--- START OF SUPPLIED ENTRIES ---

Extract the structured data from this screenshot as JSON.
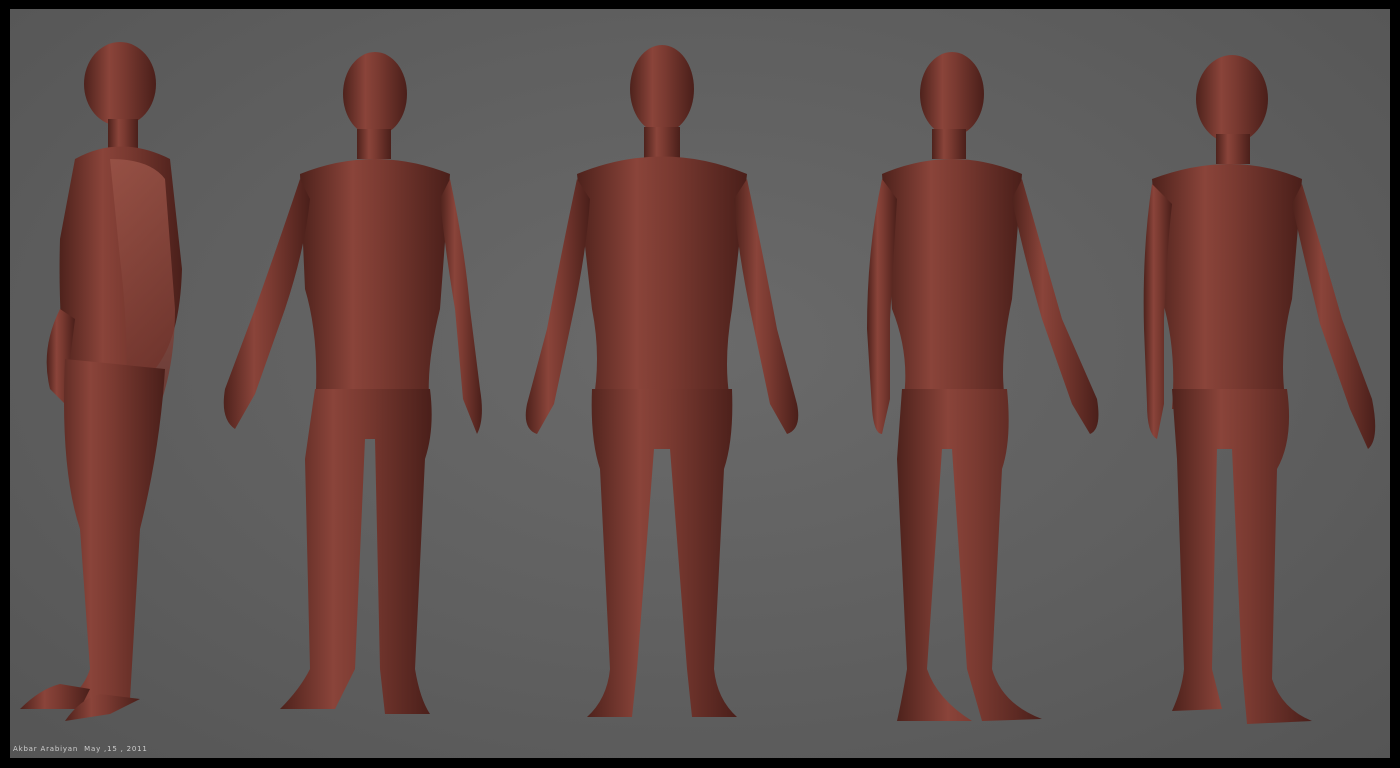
{
  "caption": "Akbar Arabiyan  May ,15 , 2011",
  "colors": {
    "background": "#5f5f5f",
    "frame": "#000000",
    "clay": "#7a3a32",
    "clay_light": "#a05a4e",
    "clay_dark": "#4a1f1a"
  },
  "figures": [
    {
      "name": "figure-side-view",
      "view": "side"
    },
    {
      "name": "figure-three-quarter-left",
      "view": "three-quarter"
    },
    {
      "name": "figure-front-view",
      "view": "front"
    },
    {
      "name": "figure-three-quarter-right",
      "view": "three-quarter"
    },
    {
      "name": "figure-back-view",
      "view": "back"
    }
  ]
}
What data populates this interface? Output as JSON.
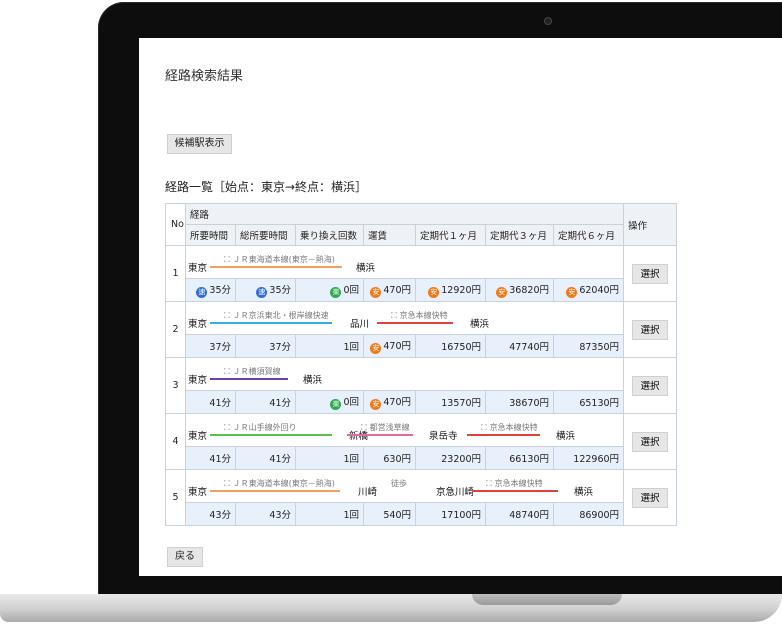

--- END OF SUPPLIED ENTRIES ---

**EXERCISE DIRECTIONS**.
Reproduce all of the material above word for word. Omit the pictures.

**RESULT BELOW**.
Extract the structured data from this screenshot as JSON.
{
  "caption": "Akbar Arabiyan  May ,15 , 2011",
  "colors": {
    "background": "#5f5f5f",
    "frame": "#000000",
    "clay": "#7a3a32",
    "clay_light": "#a05a4e",
    "clay_dark": "#4a1f1a"
  },
  "figures": [
    {
      "name": "figure-side-view",
      "view": "side"
    },
    {
      "name": "figure-three-quarter-left",
      "view": "three-quarter"
    },
    {
      "name": "figure-front-view",
      "view": "front"
    },
    {
      "name": "figure-three-quarter-right",
      "view": "three-quarter"
    },
    {
      "name": "figure-back-view",
      "view": "back"
    }
  ]
}
What data populates this interface? Output as JSON.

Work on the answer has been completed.